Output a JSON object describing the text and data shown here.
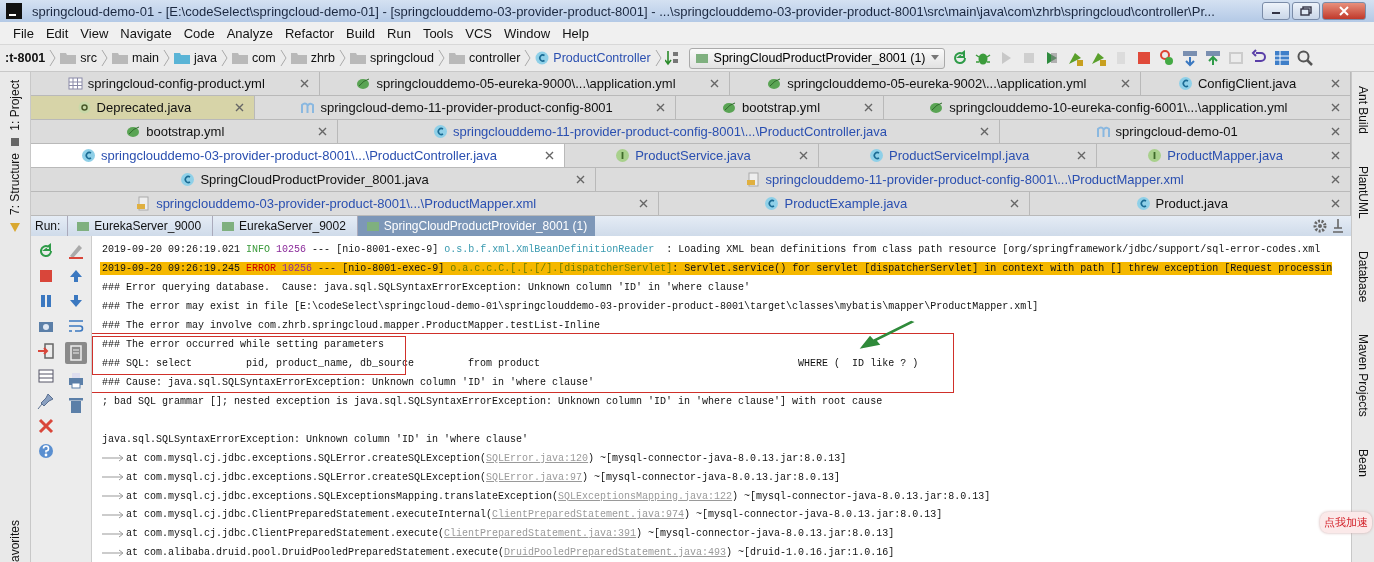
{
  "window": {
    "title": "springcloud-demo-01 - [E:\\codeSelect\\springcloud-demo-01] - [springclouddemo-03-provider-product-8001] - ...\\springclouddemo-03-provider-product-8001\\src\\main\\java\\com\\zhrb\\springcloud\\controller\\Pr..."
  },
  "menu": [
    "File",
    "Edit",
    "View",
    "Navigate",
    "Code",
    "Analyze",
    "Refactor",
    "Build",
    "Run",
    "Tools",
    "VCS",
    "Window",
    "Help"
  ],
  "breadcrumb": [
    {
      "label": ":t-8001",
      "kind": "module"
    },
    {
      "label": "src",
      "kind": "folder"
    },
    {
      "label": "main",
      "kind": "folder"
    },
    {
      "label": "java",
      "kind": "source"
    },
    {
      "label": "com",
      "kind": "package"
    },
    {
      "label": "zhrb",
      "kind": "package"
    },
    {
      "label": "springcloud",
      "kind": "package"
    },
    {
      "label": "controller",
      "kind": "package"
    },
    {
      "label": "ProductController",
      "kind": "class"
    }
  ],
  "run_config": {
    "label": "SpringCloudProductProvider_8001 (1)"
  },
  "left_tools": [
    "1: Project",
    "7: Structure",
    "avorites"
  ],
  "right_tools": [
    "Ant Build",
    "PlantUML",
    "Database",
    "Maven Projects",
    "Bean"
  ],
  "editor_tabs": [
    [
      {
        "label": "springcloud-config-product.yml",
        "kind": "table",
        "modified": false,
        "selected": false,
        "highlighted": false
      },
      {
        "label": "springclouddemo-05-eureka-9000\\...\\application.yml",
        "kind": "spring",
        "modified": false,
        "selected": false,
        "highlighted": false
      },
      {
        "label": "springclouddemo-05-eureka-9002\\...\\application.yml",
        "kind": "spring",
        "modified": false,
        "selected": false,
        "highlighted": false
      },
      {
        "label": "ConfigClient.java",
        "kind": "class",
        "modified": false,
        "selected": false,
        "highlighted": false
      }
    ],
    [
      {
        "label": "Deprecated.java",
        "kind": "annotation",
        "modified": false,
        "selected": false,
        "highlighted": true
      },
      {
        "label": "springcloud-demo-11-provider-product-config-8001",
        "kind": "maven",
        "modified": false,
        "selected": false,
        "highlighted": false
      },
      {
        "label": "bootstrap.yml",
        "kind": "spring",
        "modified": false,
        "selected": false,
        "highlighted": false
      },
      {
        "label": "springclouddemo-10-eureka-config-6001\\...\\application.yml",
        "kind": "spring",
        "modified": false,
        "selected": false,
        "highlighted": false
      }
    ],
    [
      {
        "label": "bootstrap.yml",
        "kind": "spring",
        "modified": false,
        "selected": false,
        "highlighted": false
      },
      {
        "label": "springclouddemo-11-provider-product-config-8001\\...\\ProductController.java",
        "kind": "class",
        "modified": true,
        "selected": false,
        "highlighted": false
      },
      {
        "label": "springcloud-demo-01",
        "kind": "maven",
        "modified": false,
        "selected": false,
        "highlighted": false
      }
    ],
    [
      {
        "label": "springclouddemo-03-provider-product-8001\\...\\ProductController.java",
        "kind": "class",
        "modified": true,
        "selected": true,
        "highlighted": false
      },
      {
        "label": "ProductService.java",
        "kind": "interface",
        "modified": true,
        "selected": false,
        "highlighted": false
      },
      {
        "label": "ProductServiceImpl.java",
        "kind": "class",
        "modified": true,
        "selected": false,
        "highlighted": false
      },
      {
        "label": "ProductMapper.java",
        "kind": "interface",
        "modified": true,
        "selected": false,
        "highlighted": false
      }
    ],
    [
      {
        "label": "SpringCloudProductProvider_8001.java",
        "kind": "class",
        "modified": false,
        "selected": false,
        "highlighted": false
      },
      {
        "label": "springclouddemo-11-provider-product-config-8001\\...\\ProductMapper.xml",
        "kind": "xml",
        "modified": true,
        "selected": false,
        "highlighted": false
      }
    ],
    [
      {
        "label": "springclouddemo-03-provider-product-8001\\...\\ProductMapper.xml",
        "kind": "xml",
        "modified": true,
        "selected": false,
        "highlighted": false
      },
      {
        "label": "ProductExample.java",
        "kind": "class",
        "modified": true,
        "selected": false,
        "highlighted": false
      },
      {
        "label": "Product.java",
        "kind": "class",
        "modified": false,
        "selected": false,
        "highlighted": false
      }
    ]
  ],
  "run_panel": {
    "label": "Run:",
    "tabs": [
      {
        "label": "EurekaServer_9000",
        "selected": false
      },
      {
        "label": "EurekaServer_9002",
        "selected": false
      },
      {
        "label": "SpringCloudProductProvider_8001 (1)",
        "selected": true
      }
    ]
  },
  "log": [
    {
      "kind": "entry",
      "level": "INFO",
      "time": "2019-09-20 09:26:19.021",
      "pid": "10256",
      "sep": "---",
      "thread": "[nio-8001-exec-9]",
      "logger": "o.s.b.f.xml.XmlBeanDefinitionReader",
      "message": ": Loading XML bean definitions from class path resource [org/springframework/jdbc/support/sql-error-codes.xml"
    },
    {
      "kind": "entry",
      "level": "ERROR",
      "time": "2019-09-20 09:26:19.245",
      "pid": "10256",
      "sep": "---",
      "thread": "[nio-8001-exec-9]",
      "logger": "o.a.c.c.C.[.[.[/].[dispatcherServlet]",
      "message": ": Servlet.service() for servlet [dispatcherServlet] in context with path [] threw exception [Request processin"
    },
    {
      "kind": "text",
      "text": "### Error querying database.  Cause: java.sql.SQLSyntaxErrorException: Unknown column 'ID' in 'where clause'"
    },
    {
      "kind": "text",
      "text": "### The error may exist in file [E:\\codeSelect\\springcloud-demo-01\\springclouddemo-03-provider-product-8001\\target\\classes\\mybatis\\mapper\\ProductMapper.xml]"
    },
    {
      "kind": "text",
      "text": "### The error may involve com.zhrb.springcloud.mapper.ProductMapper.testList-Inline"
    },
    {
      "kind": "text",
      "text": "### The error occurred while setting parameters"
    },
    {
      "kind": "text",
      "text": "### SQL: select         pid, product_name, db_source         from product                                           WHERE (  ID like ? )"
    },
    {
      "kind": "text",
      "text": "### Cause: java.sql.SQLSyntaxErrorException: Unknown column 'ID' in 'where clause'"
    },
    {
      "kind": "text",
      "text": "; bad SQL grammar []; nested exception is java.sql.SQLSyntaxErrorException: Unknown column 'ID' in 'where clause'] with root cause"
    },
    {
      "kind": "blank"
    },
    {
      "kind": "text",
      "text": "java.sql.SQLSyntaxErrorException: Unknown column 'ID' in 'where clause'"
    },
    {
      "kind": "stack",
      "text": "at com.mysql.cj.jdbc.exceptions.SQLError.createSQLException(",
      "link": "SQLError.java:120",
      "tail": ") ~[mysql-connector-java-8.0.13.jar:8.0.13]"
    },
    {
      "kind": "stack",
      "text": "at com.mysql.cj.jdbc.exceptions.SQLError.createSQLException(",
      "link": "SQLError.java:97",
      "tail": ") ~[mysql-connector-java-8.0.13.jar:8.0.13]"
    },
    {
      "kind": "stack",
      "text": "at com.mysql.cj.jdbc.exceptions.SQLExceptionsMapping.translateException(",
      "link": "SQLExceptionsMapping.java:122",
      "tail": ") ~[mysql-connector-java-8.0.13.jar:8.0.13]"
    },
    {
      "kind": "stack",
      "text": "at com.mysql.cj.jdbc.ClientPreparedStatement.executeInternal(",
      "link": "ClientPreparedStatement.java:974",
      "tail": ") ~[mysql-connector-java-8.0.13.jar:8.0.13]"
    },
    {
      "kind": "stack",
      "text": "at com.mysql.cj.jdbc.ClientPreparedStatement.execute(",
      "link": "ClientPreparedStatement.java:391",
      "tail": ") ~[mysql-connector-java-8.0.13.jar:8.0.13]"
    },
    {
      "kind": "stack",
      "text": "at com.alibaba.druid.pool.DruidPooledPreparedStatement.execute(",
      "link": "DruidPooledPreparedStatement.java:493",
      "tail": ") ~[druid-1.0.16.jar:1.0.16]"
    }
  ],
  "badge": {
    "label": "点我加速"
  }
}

──────

# [Your objective]
Which lines include the word "application"? Copy every one of them.

# [Solution for this exercise]
        "label": "springclouddemo-05-eureka-9000\\...\\application.yml",
        "label": "springclouddemo-05-eureka-9002\\...\\application.yml",
        "label": "springclouddemo-10-eureka-config-6001\\...\\application.yml",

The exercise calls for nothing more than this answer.